> **Task statement**: Below are some records; repeat them all exactly, minus the pictures.

Extracted data entries:
——

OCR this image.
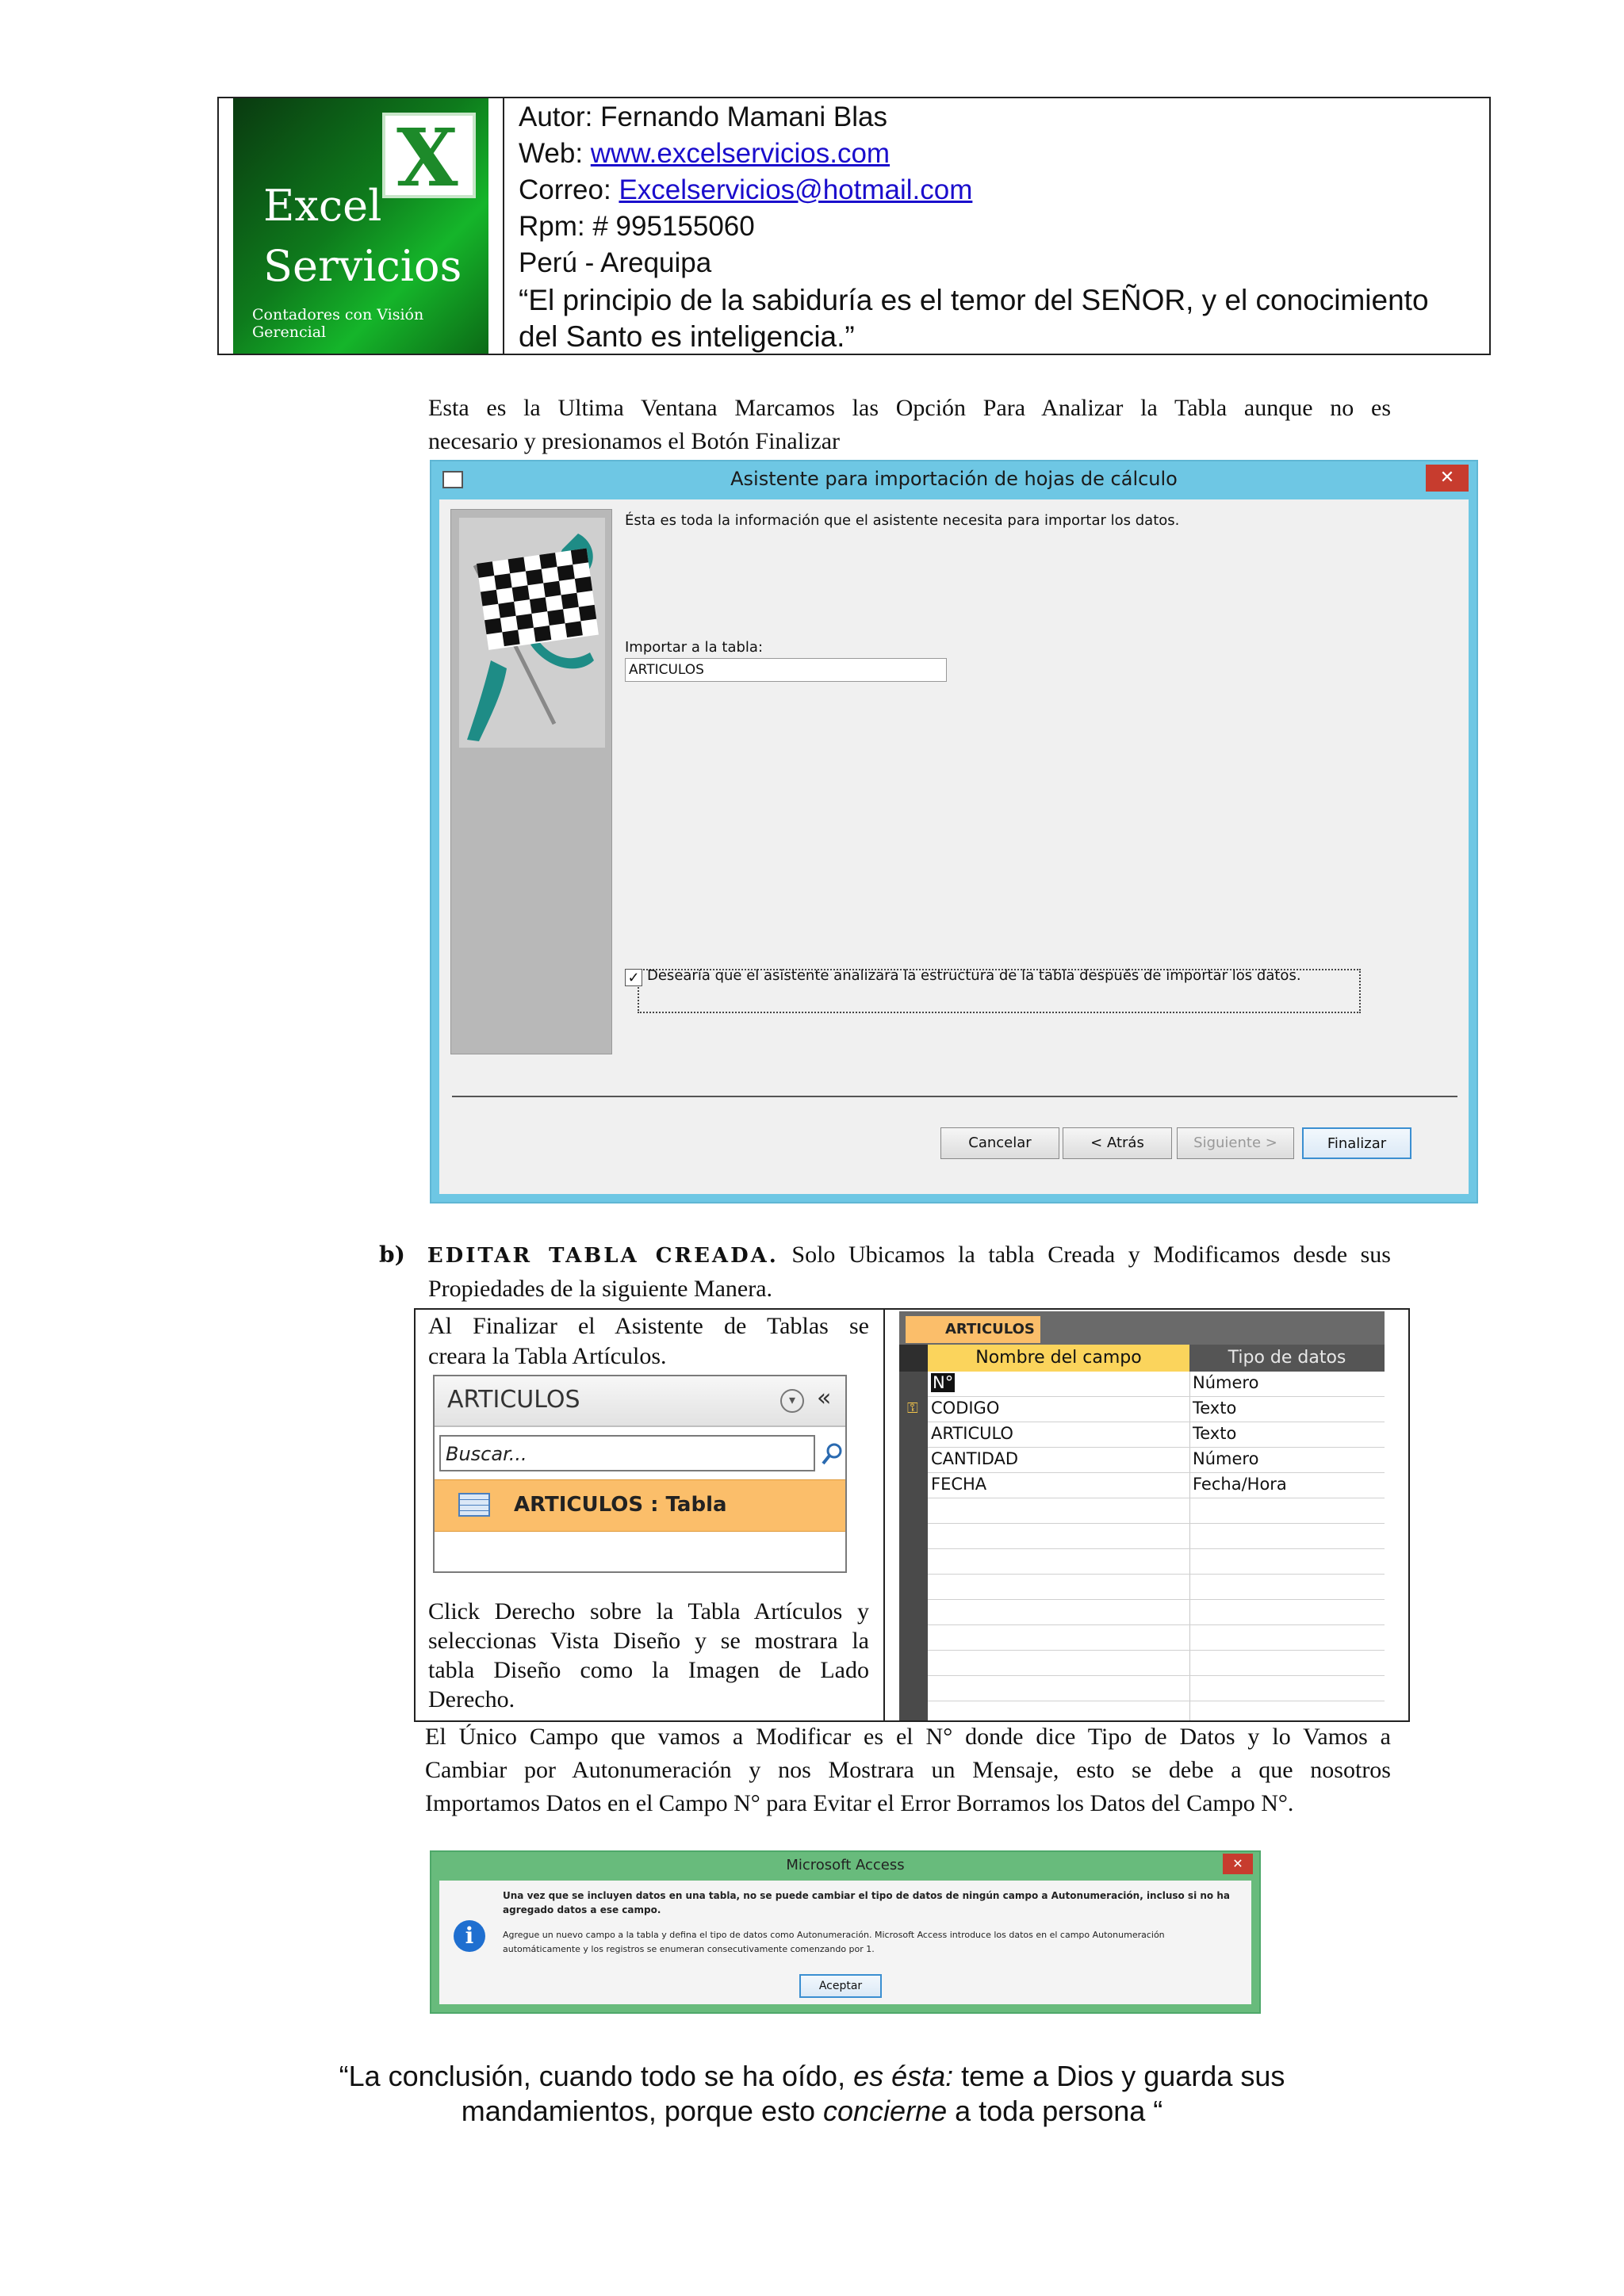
X
Excel
Servicios
Contadores con Visión Gerencial
Autor: Fernando Mamani Blas
Web: www.excelservicios.com
Correo: Excelservicios@hotmail.com
Rpm: # 995155060
Perú - Arequipa
“El principio de la sabiduría es el temor del SEÑOR, y el conocimiento
del Santo es inteligencia.”
Esta es la Ultima Ventana Marcamos las Opción Para Analizar la Tabla aunque no es
necesario y presionamos el Botón Finalizar
Asistente para importación de hojas de cálculo	✕
Ésta es toda la información que el asistente necesita para importar los datos.
Importar a la tabla:
ARTICULOS
✓ Desearía que el asistente analizara la estructura de la tabla después de importar los datos.
Cancelar	< Atrás	Siguiente >	Finalizar
b) EDITAR TABLA CREADA. Solo Ubicamos la tabla Creada y Modificamos desde sus
Propiedades de la siguiente Manera.
Al Finalizar el Asistente de Tablas se
creara la Tabla Artículos.
ARTICULOS	▾ «
Buscar...
ARTICULOS : Tabla
Click Derecho sobre la Tabla Artículos y
seleccionas Vista Diseño y se mostrara la
tabla Diseño como la Imagen de Lado
Derecho.
ARTICULOS
Nombre del campo	Tipo de datos
N°	Número
CODIGO	Texto
⚿
ARTICULO	Texto
CANTIDAD	Número
FECHA	Fecha/Hora
El Único Campo que vamos a Modificar es el N° donde dice Tipo de Datos y lo Vamos a
Cambiar por Autonumeración y nos Mostrara un Mensaje, esto se debe a que nosotros
Importamos Datos en el Campo N° para Evitar el Error Borramos los Datos del Campo N°.
Microsoft Access	✕
i
Una vez que se incluyen datos en una tabla, no se puede cambiar el tipo de datos de ningún campo a Autonumeración, incluso si no ha
agregado datos a ese campo.
Agregue un nuevo campo a la tabla y defina el tipo de datos como Autonumeración. Microsoft Access introduce los datos en el campo Autonumeración
automáticamente y los registros se enumeran consecutivamente comenzando por 1.
Aceptar
“La conclusión, cuando todo se ha oído, es ésta: teme a Dios y guarda sus
mandamientos, porque esto concierne a toda persona “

——

> **Response**:
OCR this image.
X
Excel
Servicios
Contadores con Visión Gerencial
Autor: Fernando Mamani Blas
Web: www.excelservicios.com
Correo: Excelservicios@hotmail.com
Rpm: # 995155060
Perú - Arequipa
“El principio de la sabiduría es el temor del SEÑOR, y el conocimiento
del Santo es inteligencia.”
Esta es la Ultima Ventana Marcamos las Opción Para Analizar la Tabla aunque no es
necesario y presionamos el Botón Finalizar
Asistente para importación de hojas de cálculo	✕
Ésta es toda la información que el asistente necesita para importar los datos.
Importar a la tabla:
ARTICULOS
✓ Desearía que el asistente analizara la estructura de la tabla después de importar los datos.
Cancelar	< Atrás	Siguiente >	Finalizar
b) EDITAR TABLA CREADA. Solo Ubicamos la tabla Creada y Modificamos desde sus
Propiedades de la siguiente Manera.
Al Finalizar el Asistente de Tablas se
creara la Tabla Artículos.
ARTICULOS	▾ «
Buscar...
ARTICULOS : Tabla
Click Derecho sobre la Tabla Artículos y
seleccionas Vista Diseño y se mostrara la
tabla Diseño como la Imagen de Lado
Derecho.
ARTICULOS
Nombre del campo	Tipo de datos
N°	Número
CODIGO	Texto
⚿
ARTICULO	Texto
CANTIDAD	Número
FECHA	Fecha/Hora
El Único Campo que vamos a Modificar es el N° donde dice Tipo de Datos y lo Vamos a
Cambiar por Autonumeración y nos Mostrara un Mensaje, esto se debe a que nosotros
Importamos Datos en el Campo N° para Evitar el Error Borramos los Datos del Campo N°.
Microsoft Access	✕
i
Una vez que se incluyen datos en una tabla, no se puede cambiar el tipo de datos de ningún campo a Autonumeración, incluso si no ha
agregado datos a ese campo.
Agregue un nuevo campo a la tabla y defina el tipo de datos como Autonumeración. Microsoft Access introduce los datos en el campo Autonumeración
automáticamente y los registros se enumeran consecutivamente comenzando por 1.
Aceptar
“La conclusión, cuando todo se ha oído, es ésta: teme a Dios y guarda sus
mandamientos, porque esto concierne a toda persona “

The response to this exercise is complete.